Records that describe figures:

○ ○ ○ ○ ○ ○ ○

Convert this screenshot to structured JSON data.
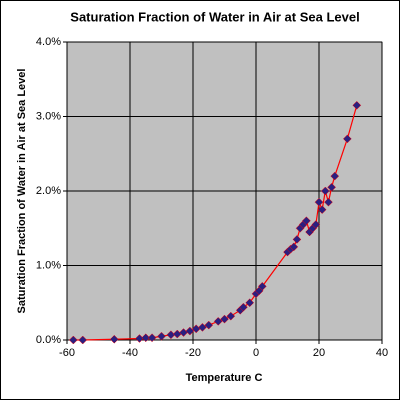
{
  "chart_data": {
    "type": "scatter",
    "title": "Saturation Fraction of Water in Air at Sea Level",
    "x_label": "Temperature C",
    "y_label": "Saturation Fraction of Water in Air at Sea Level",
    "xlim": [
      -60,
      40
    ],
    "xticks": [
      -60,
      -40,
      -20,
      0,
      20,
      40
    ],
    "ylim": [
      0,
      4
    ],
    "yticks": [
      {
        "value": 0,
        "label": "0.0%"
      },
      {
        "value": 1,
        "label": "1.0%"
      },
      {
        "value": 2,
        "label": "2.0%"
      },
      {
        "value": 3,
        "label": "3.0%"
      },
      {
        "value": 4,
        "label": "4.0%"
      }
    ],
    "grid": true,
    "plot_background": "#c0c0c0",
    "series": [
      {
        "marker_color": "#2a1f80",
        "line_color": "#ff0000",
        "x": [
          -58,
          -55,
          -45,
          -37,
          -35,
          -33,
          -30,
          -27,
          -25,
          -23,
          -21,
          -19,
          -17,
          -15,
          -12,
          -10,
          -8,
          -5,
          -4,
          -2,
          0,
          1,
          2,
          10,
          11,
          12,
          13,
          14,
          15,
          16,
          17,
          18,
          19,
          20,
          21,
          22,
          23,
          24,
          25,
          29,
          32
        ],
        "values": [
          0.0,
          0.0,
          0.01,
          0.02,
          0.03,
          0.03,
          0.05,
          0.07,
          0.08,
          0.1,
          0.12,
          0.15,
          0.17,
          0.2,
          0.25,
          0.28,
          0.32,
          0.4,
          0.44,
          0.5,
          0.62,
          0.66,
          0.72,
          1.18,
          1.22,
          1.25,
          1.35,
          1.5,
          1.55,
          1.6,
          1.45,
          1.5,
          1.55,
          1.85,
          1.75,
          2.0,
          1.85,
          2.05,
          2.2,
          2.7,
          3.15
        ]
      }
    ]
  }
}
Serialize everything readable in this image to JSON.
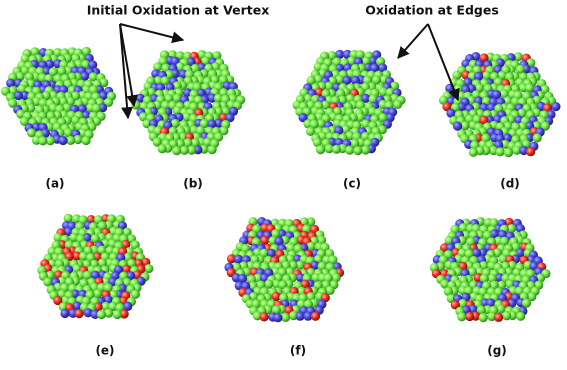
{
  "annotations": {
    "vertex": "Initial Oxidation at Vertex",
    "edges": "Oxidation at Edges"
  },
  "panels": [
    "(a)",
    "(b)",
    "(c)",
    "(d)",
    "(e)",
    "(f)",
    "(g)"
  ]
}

○ ○ ○ ○ ○ ○ ○

:: WHAT THIS TASK INVOLVES ::
Skip the pictures and print each record exactly as it stands.

:: EXERCISE OUTPUT ::
Convert this screenshot to structured JSON data.
{
  "chart_data": {
    "type": "scatter",
    "title": "Saturation Fraction of Water in Air at Sea Level",
    "x_label": "Temperature C",
    "y_label": "Saturation Fraction of Water in Air at Sea Level",
    "xlim": [
      -60,
      40
    ],
    "xticks": [
      -60,
      -40,
      -20,
      0,
      20,
      40
    ],
    "ylim": [
      0,
      4
    ],
    "yticks": [
      {
        "value": 0,
        "label": "0.0%"
      },
      {
        "value": 1,
        "label": "1.0%"
      },
      {
        "value": 2,
        "label": "2.0%"
      },
      {
        "value": 3,
        "label": "3.0%"
      },
      {
        "value": 4,
        "label": "4.0%"
      }
    ],
    "grid": true,
    "plot_background": "#c0c0c0",
    "series": [
      {
        "marker_color": "#2a1f80",
        "line_color": "#ff0000",
        "x": [
          -58,
          -55,
          -45,
          -37,
          -35,
          -33,
          -30,
          -27,
          -25,
          -23,
          -21,
          -19,
          -17,
          -15,
          -12,
          -10,
          -8,
          -5,
          -4,
          -2,
          0,
          1,
          2,
          10,
          11,
          12,
          13,
          14,
          15,
          16,
          17,
          18,
          19,
          20,
          21,
          22,
          23,
          24,
          25,
          29,
          32
        ],
        "values": [
          0.0,
          0.0,
          0.01,
          0.02,
          0.03,
          0.03,
          0.05,
          0.07,
          0.08,
          0.1,
          0.12,
          0.15,
          0.17,
          0.2,
          0.25,
          0.28,
          0.32,
          0.4,
          0.44,
          0.5,
          0.62,
          0.66,
          0.72,
          1.18,
          1.22,
          1.25,
          1.35,
          1.5,
          1.55,
          1.6,
          1.45,
          1.5,
          1.55,
          1.85,
          1.75,
          2.0,
          1.85,
          2.05,
          2.2,
          2.7,
          3.15
        ]
      }
    ]
  }
}
Serialize everything readable in this image to JSON.
{
  "annotations": {
    "vertex": "Initial Oxidation at Vertex",
    "edges": "Oxidation at Edges"
  },
  "panels": [
    "(a)",
    "(b)",
    "(c)",
    "(d)",
    "(e)",
    "(f)",
    "(g)"
  ]
}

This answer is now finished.